Document section
++++++
BunnyLake · 11/01/2026 13:11

Also re living at home as a uni student, the uni would have to offer the degree they want to do. Not all universities offer all degrees.

BunnyLake · 11/01/2026 13:15

Cherrytree86 · 11/01/2026 12:49

@BunnyLake

Totally get what you’re saying. Also I think you should be able to do all that with adult children around, if they expect you to be in mum mode that’s their issue!

Having spontaneous house parties, living rooms full of strangers and bringing different girls home is generally accepted by student house mates but definitely not mums 😁

Cherrytree86 · 11/01/2026 13:19

BunnyLake · 11/01/2026 13:15

Having spontaneous house parties, living rooms full of strangers and bringing different girls home is generally accepted by student house mates but definitely not mums 😁

@BunnyLake

yep! I’m 100% with you, I think young people should want independence even if that means they have to leave the home comforts of their parents home.
++++++
Stored data

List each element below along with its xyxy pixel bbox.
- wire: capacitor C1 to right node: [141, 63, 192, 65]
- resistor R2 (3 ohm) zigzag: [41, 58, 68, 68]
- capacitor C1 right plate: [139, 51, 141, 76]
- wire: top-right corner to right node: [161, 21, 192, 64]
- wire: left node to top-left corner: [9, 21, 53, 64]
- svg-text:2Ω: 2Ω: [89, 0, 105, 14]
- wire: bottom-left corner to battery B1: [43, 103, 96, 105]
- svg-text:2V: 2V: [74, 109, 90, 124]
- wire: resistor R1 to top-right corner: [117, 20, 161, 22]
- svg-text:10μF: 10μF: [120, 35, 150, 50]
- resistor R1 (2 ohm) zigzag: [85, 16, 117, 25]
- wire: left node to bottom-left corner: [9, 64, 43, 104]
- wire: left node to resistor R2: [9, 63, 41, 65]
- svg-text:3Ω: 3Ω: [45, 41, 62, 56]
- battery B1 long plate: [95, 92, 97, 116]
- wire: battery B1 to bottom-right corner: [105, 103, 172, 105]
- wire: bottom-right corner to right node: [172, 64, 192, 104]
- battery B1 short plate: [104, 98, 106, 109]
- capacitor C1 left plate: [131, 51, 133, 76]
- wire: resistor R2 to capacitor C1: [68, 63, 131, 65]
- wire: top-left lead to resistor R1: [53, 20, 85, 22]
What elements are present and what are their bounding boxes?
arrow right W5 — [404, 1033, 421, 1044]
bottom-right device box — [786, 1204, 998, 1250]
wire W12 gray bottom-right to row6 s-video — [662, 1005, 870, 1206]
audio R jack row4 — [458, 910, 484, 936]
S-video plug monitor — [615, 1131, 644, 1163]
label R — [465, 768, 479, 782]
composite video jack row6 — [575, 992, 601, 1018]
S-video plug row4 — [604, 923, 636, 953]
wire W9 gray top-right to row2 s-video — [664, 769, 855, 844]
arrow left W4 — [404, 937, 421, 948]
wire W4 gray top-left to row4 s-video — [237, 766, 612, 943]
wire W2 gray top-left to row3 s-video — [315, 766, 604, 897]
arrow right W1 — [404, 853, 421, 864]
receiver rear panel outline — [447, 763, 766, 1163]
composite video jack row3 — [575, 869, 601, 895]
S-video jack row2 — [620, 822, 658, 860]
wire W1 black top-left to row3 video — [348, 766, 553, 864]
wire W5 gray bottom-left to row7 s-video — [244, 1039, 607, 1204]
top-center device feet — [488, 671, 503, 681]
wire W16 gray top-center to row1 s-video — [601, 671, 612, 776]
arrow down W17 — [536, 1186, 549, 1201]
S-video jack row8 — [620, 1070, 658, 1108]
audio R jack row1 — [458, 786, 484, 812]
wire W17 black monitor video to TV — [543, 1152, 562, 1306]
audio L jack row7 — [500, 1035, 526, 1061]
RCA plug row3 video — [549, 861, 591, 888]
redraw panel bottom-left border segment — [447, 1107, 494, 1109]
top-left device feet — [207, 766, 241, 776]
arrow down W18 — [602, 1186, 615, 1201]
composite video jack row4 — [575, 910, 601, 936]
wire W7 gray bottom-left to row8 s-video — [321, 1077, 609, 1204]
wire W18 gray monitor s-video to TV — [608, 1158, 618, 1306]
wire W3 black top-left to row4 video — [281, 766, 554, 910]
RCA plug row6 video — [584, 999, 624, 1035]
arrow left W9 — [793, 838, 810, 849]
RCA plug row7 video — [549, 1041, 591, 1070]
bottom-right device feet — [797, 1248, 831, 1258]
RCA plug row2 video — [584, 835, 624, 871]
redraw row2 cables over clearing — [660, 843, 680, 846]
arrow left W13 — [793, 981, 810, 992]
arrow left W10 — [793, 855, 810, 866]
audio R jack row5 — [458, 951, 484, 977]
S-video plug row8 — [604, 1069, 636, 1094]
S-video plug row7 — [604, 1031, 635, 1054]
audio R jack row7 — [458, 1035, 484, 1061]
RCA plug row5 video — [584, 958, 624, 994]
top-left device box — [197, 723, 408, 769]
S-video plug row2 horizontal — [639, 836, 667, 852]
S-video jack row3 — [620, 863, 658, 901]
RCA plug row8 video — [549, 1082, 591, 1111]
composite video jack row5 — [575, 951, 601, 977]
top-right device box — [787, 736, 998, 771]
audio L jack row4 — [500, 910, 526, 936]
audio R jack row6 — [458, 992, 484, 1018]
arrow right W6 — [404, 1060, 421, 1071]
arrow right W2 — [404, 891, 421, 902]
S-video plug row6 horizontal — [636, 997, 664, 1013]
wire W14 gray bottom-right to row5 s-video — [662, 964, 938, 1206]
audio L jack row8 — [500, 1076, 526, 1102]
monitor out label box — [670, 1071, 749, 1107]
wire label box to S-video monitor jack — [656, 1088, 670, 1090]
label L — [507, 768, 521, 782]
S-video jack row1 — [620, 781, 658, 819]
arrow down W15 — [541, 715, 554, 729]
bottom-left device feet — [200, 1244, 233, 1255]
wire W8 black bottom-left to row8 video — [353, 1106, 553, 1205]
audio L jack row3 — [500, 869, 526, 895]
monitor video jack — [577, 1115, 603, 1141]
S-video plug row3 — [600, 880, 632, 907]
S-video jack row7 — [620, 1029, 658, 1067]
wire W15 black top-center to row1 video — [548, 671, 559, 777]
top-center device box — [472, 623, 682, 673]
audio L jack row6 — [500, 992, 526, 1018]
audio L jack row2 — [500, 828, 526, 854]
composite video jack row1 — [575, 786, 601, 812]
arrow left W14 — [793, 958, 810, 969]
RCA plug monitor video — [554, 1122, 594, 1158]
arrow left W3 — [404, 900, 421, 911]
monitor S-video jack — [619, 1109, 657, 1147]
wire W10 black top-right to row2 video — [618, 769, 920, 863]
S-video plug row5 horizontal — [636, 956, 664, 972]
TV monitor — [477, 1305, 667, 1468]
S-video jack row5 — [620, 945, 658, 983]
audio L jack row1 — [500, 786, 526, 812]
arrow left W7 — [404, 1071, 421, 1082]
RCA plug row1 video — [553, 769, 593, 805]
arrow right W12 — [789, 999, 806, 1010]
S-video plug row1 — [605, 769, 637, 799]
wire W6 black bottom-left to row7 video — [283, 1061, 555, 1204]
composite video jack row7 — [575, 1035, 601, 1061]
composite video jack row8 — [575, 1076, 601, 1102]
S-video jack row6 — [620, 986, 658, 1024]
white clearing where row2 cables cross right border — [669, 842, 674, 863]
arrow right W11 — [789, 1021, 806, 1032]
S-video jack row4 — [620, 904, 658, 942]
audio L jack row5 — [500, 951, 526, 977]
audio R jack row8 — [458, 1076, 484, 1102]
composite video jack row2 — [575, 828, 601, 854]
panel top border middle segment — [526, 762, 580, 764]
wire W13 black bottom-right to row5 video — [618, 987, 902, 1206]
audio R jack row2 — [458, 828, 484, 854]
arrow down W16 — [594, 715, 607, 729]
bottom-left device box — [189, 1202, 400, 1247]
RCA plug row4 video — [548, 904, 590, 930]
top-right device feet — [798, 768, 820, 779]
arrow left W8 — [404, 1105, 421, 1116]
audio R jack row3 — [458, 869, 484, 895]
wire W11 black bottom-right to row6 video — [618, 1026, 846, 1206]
++++++
Tasks for this exercise
1. Answer these questions about the forum thread:
(a) In BunnyLake's post at 13:11, what would a university have to offer for a student living at home?
(b) Which three things does BunnyLake say are generally accepted by student housemates but not by mums?
(c) What does Cherrytree86 say young people should want, even if it means leaving their parents' home?
2. Print everything in the forum thread from "Totally get what" down to "that’s their issue!".
The material is separate from the forum thread.

Response list
1.
(a) The degree the student wants to do.
(b) Spontaneous house parties, living rooms full of strangers, and bringing different girls home.
(c) Independence.

2.
Totally get what you’re saying. Also I think you should be able to do all that with adult children around, if they expect you to be in mum mode that’s their issue!